[BEGIN Entries provided]
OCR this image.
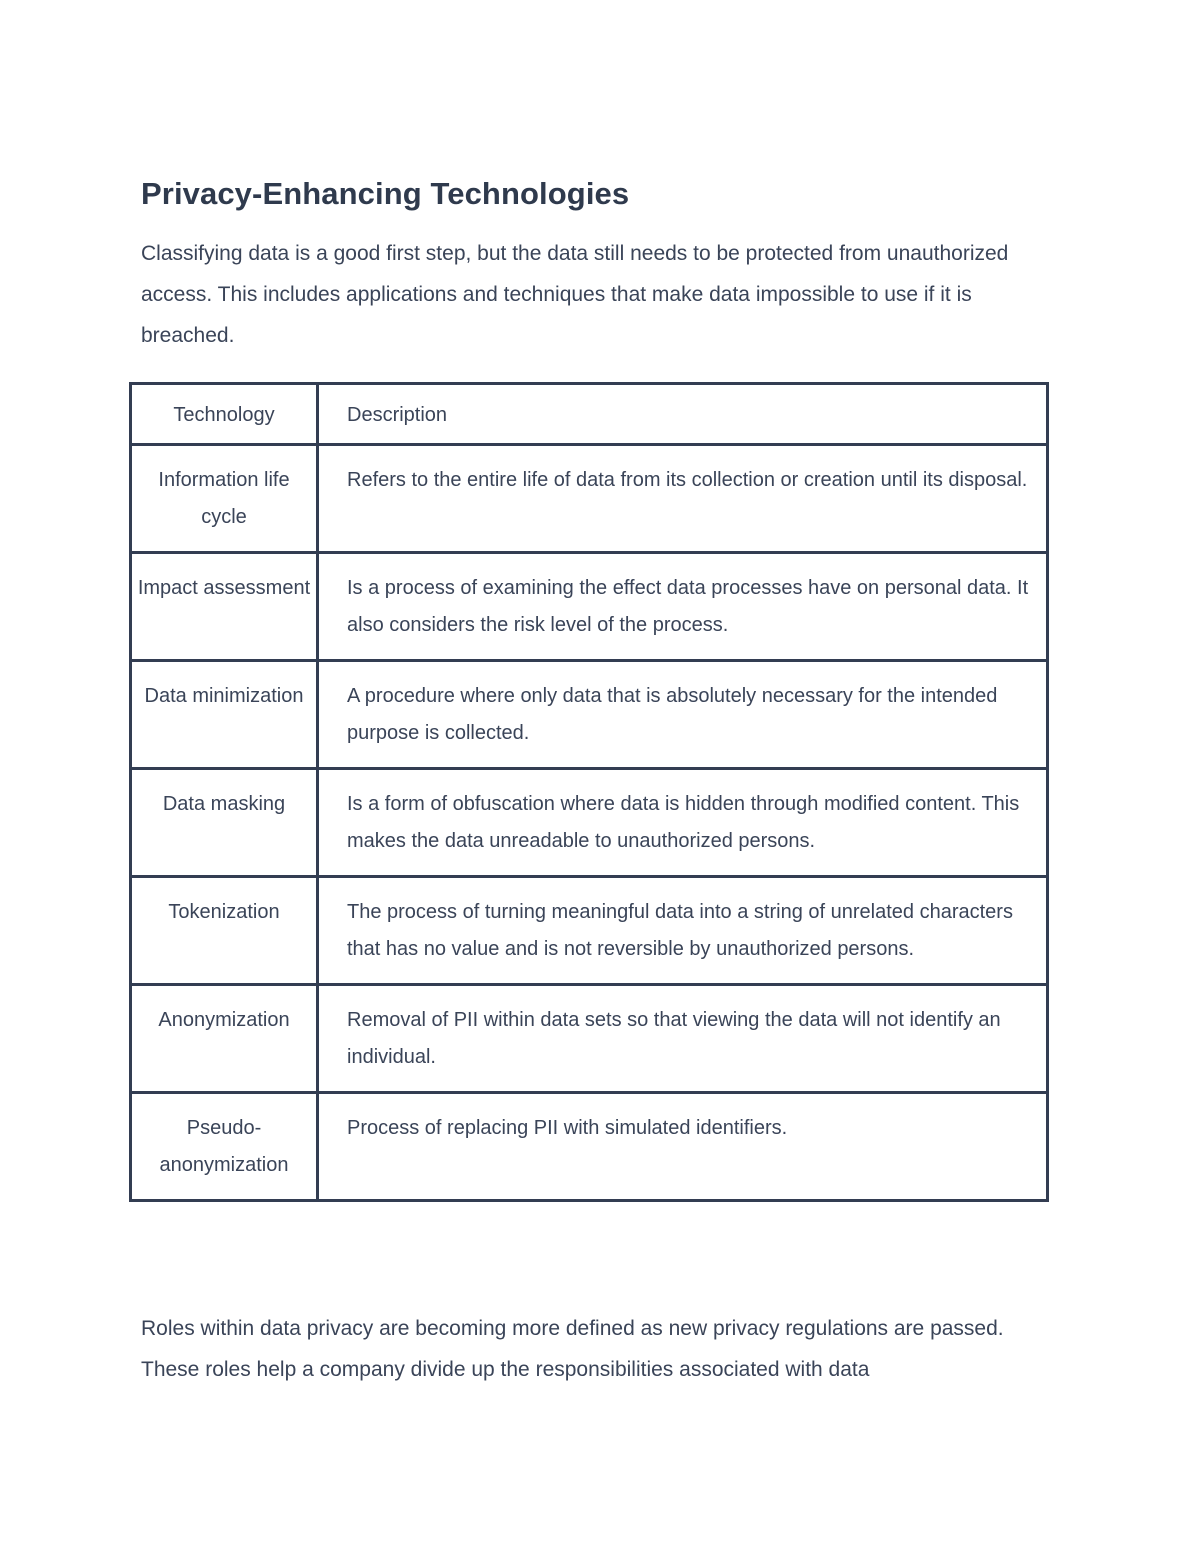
Privacy-Enhancing Technologies

Classifying data is a good first step, but the data still needs to be protected from unauthorized access. This includes applications and techniques that make data impossible to use if it is breached.

Technology	Description
Information life cycle	Refers to the entire life of data from its collection or creation until its disposal.
Impact assessment	Is a process of examining the effect data processes have on personal data. It also considers the risk level of the process.
Data minimization	A procedure where only data that is absolutely necessary for the intended purpose is collected.
Data masking	Is a form of obfuscation where data is hidden through modified content. This makes the data unreadable to unauthorized persons.
Tokenization	The process of turning meaningful data into a string of unrelated characters that has no value and is not reversible by unauthorized persons.
Anonymization	Removal of PII within data sets so that viewing the data will not identify an individual.
Pseudo-anonymization	Process of replacing PII with simulated identifiers.

Roles within data privacy are becoming more defined as new privacy regulations are passed. These roles help a company divide up the responsibilities associated with data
[END Entries provided]
What you are asked to do: Copy each line that contains the word "unauthorized".

Exercise response:
Classifying data is a good first step, but the data still needs to be protected from unauthorized access. This includes applications and techniques that make data impossible to use if it is breached.
Data masking	Is a form of obfuscation where data is hidden through modified content. This makes the data unreadable to unauthorized persons.
Tokenization	The process of turning meaningful data into a string of unrelated characters that has no value and is not reversible by unauthorized persons.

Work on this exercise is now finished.